#### WORKING DATA
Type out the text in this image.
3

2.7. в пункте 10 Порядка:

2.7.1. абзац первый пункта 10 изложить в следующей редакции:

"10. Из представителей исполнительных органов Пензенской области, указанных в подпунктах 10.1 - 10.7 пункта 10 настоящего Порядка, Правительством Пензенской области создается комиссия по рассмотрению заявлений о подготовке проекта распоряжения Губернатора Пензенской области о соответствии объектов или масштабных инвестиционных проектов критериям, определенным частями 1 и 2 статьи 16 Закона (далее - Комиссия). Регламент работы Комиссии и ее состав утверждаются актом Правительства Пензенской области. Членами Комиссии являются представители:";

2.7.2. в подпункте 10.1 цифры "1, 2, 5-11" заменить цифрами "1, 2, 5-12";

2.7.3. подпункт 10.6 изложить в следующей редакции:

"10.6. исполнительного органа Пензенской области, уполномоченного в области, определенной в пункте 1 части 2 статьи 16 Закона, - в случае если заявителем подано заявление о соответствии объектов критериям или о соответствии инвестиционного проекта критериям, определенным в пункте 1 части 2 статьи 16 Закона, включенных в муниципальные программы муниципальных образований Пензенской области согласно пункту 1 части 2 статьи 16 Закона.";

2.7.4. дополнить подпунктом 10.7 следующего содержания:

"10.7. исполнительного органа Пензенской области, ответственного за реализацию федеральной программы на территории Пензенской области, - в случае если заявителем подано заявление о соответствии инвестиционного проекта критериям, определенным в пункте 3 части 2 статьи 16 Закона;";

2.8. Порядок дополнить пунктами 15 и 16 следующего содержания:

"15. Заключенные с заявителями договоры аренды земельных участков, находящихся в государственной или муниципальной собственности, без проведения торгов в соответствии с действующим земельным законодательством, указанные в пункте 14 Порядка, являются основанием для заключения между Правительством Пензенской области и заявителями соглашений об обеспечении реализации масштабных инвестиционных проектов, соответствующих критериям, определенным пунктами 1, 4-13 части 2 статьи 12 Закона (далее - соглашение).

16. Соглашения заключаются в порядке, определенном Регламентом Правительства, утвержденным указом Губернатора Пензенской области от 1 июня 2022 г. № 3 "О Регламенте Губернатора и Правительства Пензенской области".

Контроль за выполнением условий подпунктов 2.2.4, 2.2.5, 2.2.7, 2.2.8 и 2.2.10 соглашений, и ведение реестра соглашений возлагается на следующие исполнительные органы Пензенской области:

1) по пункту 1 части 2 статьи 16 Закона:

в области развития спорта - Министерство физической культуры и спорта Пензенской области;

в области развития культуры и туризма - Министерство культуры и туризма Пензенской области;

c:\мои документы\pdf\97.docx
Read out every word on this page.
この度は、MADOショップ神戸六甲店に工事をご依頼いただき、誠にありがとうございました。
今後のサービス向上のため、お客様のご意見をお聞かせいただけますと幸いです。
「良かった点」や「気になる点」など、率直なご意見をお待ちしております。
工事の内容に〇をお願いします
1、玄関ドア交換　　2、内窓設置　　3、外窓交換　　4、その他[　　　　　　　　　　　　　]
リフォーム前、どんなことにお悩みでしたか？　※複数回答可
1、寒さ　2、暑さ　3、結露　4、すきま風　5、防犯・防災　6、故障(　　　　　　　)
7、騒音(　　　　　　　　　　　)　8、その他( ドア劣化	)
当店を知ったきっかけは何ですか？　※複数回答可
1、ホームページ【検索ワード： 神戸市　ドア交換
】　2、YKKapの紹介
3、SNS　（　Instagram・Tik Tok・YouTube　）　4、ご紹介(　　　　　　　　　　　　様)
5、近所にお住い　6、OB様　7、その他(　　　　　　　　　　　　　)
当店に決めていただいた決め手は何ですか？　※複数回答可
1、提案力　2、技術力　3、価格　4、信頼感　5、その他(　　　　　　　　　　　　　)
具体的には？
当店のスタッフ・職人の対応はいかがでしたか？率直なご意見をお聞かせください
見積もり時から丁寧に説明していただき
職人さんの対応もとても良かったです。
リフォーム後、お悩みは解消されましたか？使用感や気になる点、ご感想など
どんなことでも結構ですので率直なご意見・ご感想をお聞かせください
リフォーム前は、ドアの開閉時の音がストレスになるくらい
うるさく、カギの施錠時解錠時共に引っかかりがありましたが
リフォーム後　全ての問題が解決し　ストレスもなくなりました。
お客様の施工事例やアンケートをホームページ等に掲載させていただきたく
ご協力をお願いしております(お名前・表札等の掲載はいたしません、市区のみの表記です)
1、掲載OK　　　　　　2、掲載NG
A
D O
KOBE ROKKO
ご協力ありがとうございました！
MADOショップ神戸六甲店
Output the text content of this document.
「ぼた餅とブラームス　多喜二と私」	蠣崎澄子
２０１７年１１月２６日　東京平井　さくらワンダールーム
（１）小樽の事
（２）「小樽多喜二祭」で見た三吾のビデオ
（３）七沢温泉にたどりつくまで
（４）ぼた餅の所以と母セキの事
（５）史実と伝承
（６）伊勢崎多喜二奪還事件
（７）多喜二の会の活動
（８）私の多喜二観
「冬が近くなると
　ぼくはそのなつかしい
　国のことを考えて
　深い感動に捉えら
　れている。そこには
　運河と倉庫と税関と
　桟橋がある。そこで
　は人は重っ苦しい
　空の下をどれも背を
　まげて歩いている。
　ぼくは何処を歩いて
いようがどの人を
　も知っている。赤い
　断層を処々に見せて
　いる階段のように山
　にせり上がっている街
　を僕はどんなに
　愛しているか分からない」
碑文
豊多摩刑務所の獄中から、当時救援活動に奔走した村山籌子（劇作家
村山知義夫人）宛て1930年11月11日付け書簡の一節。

#### TO BE DONE
Repeat the data exactly. Leave nothing out.

#### EXERCISE SOLUTION
Type out the text in this image.
3

2.7. в пункте 10 Порядка:

2.7.1. абзац первый пункта 10 изложить в следующей редакции:

"10. Из представителей исполнительных органов Пензенской области, указанных в подпунктах 10.1 - 10.7 пункта 10 настоящего Порядка, Правительством Пензенской области создается комиссия по рассмотрению заявлений о подготовке проекта распоряжения Губернатора Пензенской области о соответствии объектов или масштабных инвестиционных проектов критериям, определенным частями 1 и 2 статьи 16 Закона (далее - Комиссия). Регламент работы Комиссии и ее состав утверждаются актом Правительства Пензенской области. Членами Комиссии являются представители:";

2.7.2. в подпункте 10.1 цифры "1, 2, 5-11" заменить цифрами "1, 2, 5-12";

2.7.3. подпункт 10.6 изложить в следующей редакции:

"10.6. исполнительного органа Пензенской области, уполномоченного в области, определенной в пункте 1 части 2 статьи 16 Закона, - в случае если заявителем подано заявление о соответствии объектов критериям или о соответствии инвестиционного проекта критериям, определенным в пункте 1 части 2 статьи 16 Закона, включенных в муниципальные программы муниципальных образований Пензенской области согласно пункту 1 части 2 статьи 16 Закона.";

2.7.4. дополнить подпунктом 10.7 следующего содержания:

"10.7. исполнительного органа Пензенской области, ответственного за реализацию федеральной программы на территории Пензенской области, - в случае если заявителем подано заявление о соответствии инвестиционного проекта критериям, определенным в пункте 3 части 2 статьи 16 Закона;";

2.8. Порядок дополнить пунктами 15 и 16 следующего содержания:

"15. Заключенные с заявителями договоры аренды земельных участков, находящихся в государственной или муниципальной собственности, без проведения торгов в соответствии с действующим земельным законодательством, указанные в пункте 14 Порядка, являются основанием для заключения между Правительством Пензенской области и заявителями соглашений об обеспечении реализации масштабных инвестиционных проектов, соответствующих критериям, определенным пунктами 1, 4-13 части 2 статьи 12 Закона (далее - соглашение).

16. Соглашения заключаются в порядке, определенном Регламентом Правительства, утвержденным указом Губернатора Пензенской области от 1 июня 2022 г. № 3 "О Регламенте Губернатора и Правительства Пензенской области".

Контроль за выполнением условий подпунктов 2.2.4, 2.2.5, 2.2.7, 2.2.8 и 2.2.10 соглашений, и ведение реестра соглашений возлагается на следующие исполнительные органы Пензенской области:

1) по пункту 1 части 2 статьи 16 Закона:

в области развития спорта - Министерство физической культуры и спорта Пензенской области;

в области развития культуры и туризма - Министерство культуры и туризма Пензенской области;

c:\мои документы\pdf\97.docx
Read out every word on this page.
この度は、MADOショップ神戸六甲店に工事をご依頼いただき、誠にありがとうございました。
今後のサービス向上のため、お客様のご意見をお聞かせいただけますと幸いです。
「良かった点」や「気になる点」など、率直なご意見をお待ちしております。
工事の内容に〇をお願いします
1、玄関ドア交換　　2、内窓設置　　3、外窓交換　　4、その他[　　　　　　　　　　　　　]
リフォーム前、どんなことにお悩みでしたか？　※複数回答可
1、寒さ　2、暑さ　3、結露　4、すきま風　5、防犯・防災　6、故障(　　　　　　　)
7、騒音(　　　　　　　　　　　)　8、その他( ドア劣化	)
当店を知ったきっかけは何ですか？　※複数回答可
1、ホームページ【検索ワード： 神戸市　ドア交換
】　2、YKKapの紹介
3、SNS　（　Instagram・Tik Tok・YouTube　）　4、ご紹介(　　　　　　　　　　　　様)
5、近所にお住い　6、OB様　7、その他(　　　　　　　　　　　　　)
当店に決めていただいた決め手は何ですか？　※複数回答可
1、提案力　2、技術力　3、価格　4、信頼感　5、その他(　　　　　　　　　　　　　)
具体的には？
当店のスタッフ・職人の対応はいかがでしたか？率直なご意見をお聞かせください
見積もり時から丁寧に説明していただき
職人さんの対応もとても良かったです。
リフォーム後、お悩みは解消されましたか？使用感や気になる点、ご感想など
どんなことでも結構ですので率直なご意見・ご感想をお聞かせください
リフォーム前は、ドアの開閉時の音がストレスになるくらい
うるさく、カギの施錠時解錠時共に引っかかりがありましたが
リフォーム後　全ての問題が解決し　ストレスもなくなりました。
お客様の施工事例やアンケートをホームページ等に掲載させていただきたく
ご協力をお願いしております(お名前・表札等の掲載はいたしません、市区のみの表記です)
1、掲載OK　　　　　　2、掲載NG
A
D O
KOBE ROKKO
ご協力ありがとうございました！
MADOショップ神戸六甲店
Output the text content of this document.
「ぼた餅とブラームス　多喜二と私」	蠣崎澄子
２０１７年１１月２６日　東京平井　さくらワンダールーム
（１）小樽の事
（２）「小樽多喜二祭」で見た三吾のビデオ
（３）七沢温泉にたどりつくまで
（４）ぼた餅の所以と母セキの事
（５）史実と伝承
（６）伊勢崎多喜二奪還事件
（７）多喜二の会の活動
（８）私の多喜二観
「冬が近くなると
　ぼくはそのなつかしい
　国のことを考えて
　深い感動に捉えら
　れている。そこには
　運河と倉庫と税関と
　桟橋がある。そこで
　は人は重っ苦しい
　空の下をどれも背を
　まげて歩いている。
　ぼくは何処を歩いて
いようがどの人を
　も知っている。赤い
　断層を処々に見せて
　いる階段のように山
　にせり上がっている街
　を僕はどんなに
　愛しているか分からない」
碑文
豊多摩刑務所の獄中から、当時救援活動に奔走した村山籌子（劇作家
村山知義夫人）宛て1930年11月11日付け書簡の一節。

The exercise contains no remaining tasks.